▶ **Document extract**:

The function can open data files of the following formats: *.gdt, *.gdtb (gretl data files), *.csv, *.txt, *.gnumeric (Gnumeric), *.ods (Open Document), *.xls, *.xlsx (Excel), *.dta (Stata), *.wf1 (Eviews), *.sav (SPSS), *.xpt (SAS xport), *.dat (JMulTi).

Usage

open_gdt(fpath, mkstruct = TRUE, info = TRUE)
# open_gdt("denmark.gdt")

Arguments

fpath

quoted name of a data file; the rules of adding the full path are the same as in gretl; can open data files of all gretl-supported formats: Stata, E-views, SPSS, SAS, etc. Path to a file is not needed for gretl sample files and for files in gretl working directory

mkstruct

logical; whether to preserve time series structure; currently only yearly, quarteerly, monthly, weekly and dayly data are supported: in these cases the output data frame columns will be ts objects with 'right' time-series attributes; otherwise the output data.frame contains character-valued column named "obs" which can be translated into time structure by a user.

▶ **Rows**:
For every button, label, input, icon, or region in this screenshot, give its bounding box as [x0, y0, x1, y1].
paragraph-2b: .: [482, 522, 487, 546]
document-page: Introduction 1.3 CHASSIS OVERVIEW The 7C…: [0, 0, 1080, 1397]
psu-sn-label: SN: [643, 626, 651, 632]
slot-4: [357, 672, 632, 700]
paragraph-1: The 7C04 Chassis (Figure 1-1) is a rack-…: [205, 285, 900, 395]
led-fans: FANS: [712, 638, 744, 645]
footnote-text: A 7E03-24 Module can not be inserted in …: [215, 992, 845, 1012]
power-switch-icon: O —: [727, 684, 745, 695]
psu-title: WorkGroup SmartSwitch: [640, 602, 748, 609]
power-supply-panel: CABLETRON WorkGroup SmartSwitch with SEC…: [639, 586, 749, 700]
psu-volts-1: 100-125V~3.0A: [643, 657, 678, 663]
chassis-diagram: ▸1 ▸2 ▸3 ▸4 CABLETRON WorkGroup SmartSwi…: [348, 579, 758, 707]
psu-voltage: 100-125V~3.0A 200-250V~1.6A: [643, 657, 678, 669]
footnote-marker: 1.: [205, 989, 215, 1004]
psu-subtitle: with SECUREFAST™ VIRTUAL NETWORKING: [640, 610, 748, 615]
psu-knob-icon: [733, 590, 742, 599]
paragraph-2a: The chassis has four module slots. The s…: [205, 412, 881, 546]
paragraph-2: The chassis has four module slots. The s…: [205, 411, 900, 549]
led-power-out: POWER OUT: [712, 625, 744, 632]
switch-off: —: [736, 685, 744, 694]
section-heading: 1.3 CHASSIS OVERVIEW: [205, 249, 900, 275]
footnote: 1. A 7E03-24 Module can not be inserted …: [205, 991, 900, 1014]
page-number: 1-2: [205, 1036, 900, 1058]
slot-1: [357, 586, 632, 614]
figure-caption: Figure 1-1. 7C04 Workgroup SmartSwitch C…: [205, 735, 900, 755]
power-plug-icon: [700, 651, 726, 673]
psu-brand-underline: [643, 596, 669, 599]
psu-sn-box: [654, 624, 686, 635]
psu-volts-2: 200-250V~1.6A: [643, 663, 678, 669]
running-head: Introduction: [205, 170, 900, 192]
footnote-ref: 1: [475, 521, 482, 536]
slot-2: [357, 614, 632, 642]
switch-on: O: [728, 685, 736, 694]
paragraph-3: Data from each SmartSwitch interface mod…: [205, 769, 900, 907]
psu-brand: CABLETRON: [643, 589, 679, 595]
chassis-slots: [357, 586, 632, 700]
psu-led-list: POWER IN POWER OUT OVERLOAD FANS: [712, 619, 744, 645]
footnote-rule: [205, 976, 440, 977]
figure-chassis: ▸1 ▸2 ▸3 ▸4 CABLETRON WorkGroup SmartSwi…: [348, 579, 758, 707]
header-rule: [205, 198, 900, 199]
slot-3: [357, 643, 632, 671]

▶ **Written request A**: According to the open_gdt documentation, when is a path to a file not needed?
▶ **Written request B**: Pick up the open_gdt documentation after its final sentence and keep writing it.

▶ **Exercise response A**: A path is not needed for gretl sample files and for files in the gretl working directory.

▶ **Exercise response B**:
info

logical; whether to import data description (if any); if info = TRUE (the default) the output data frame will have additional "description" attribute : a character vector containing data set information. It can be printed in intelligible form by description function.

Value

data.frame if info = TRUE it will have "description" attribute.

Examples

Run this code
# NOT RUN {
denmark = open_gdt("denmark.gdt")
head(denmark)
description(denmark)

# }
# NOT RUN {
gold = open_gdt("http://www.principlesofeconometrics.com/poe4/data/stata/gold.dta")
description(gold)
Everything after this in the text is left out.